# Material to process
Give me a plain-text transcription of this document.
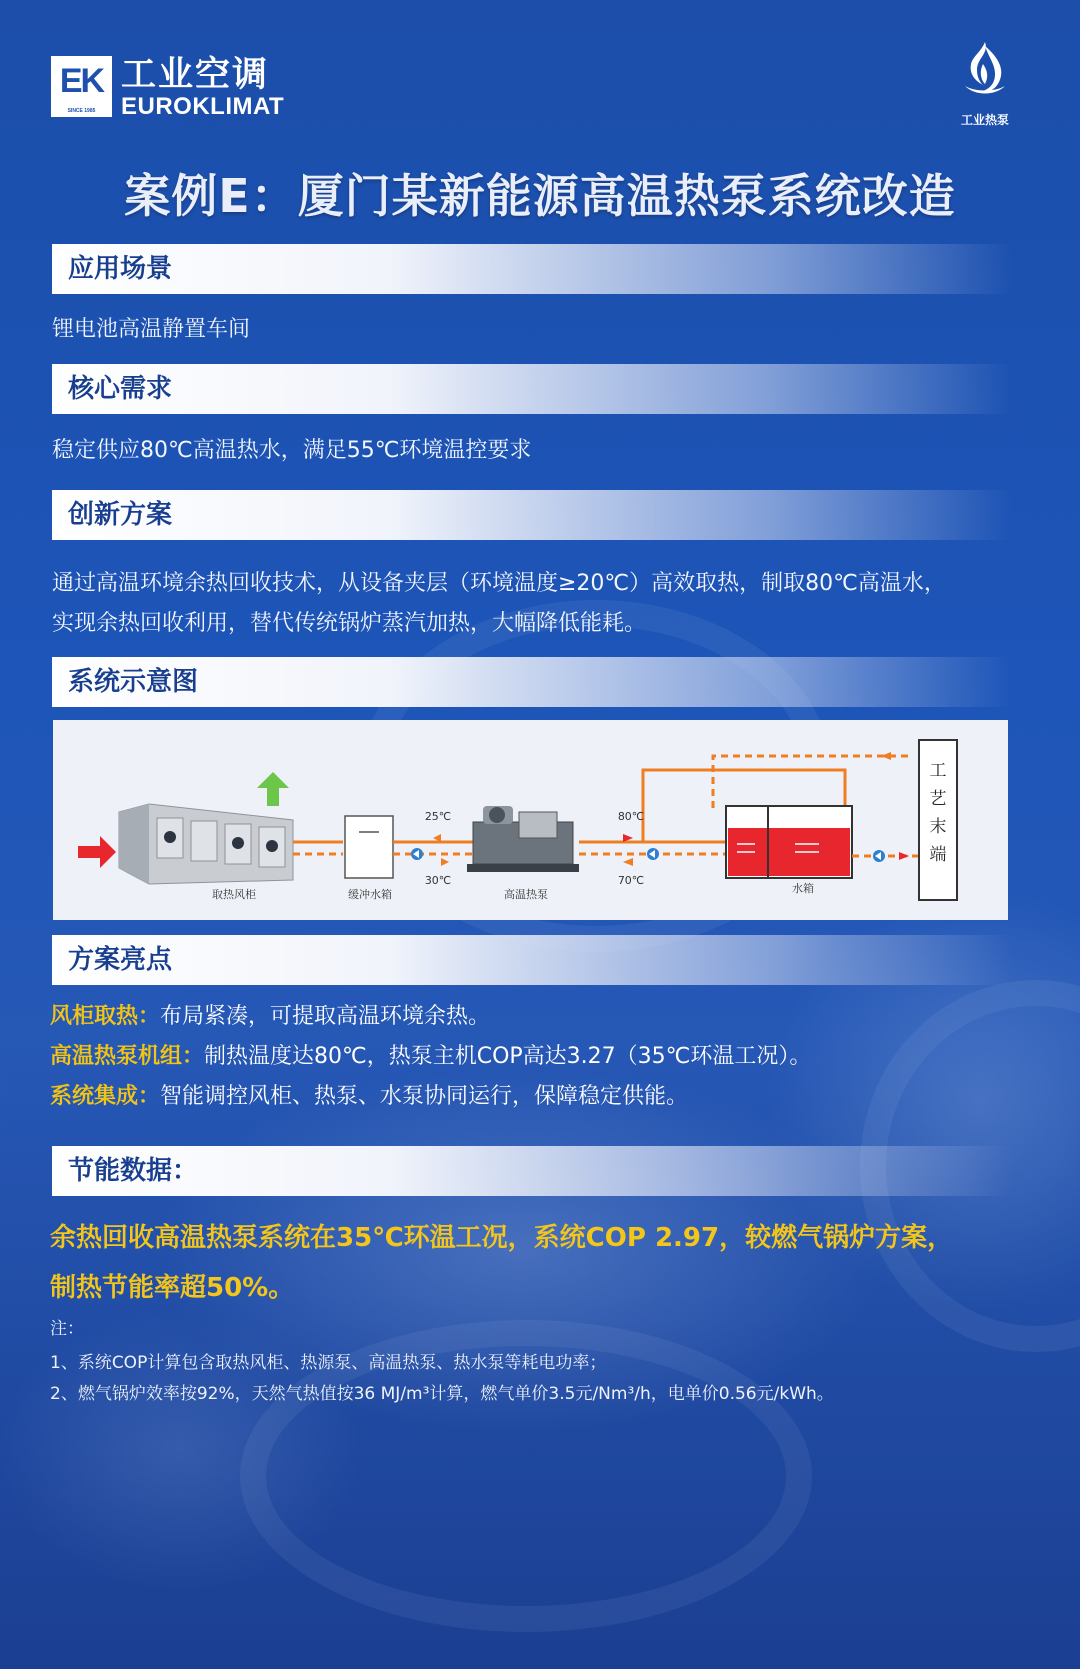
EK
SINCE 1985
工业空调
EUROKLIMAT	工业热泵
案例E：厦门某新能源高温热泵系统改造
应用场景
锂电池高温静置车间
核心需求
稳定供应80℃高温热水，满足55℃环境温控要求
创新方案
通过高温环境余热回收技术，从设备夹层（环境温度≥20℃）高效取热，制取80℃高温水，
实现余热回收利用，替代传统锅炉蒸汽加热，大幅降低能耗。
系统示意图
取热风柜	缓冲水箱	高温热泵	水箱
25℃
30℃
80℃
70℃
工
艺
末
端
方案亮点
风柜取热：布局紧凑，可提取高温环境余热。
高温热泵机组：制热温度达80℃，热泵主机COP高达3.27（35℃环温工况）。
系统集成：智能调控风柜、热泵、水泵协同运行，保障稳定供能。
节能数据：
余热回收高温热泵系统在35℃环温工况，系统COP 2.97，较燃气锅炉方案，
制热节能率超50%。
注：
1、系统COP计算包含取热风柜、热源泵、高温热泵、热水泵等耗电功率；
2、燃气锅炉效率按92%，天然气热值按36 MJ/m³计算，燃气单价3.5元/Nm³/h，电单价0.56元/kWh。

# Work to be completed
Count the lines of the data that contain the string "环温工况", and reply with that number alone.

# Solution to this task
2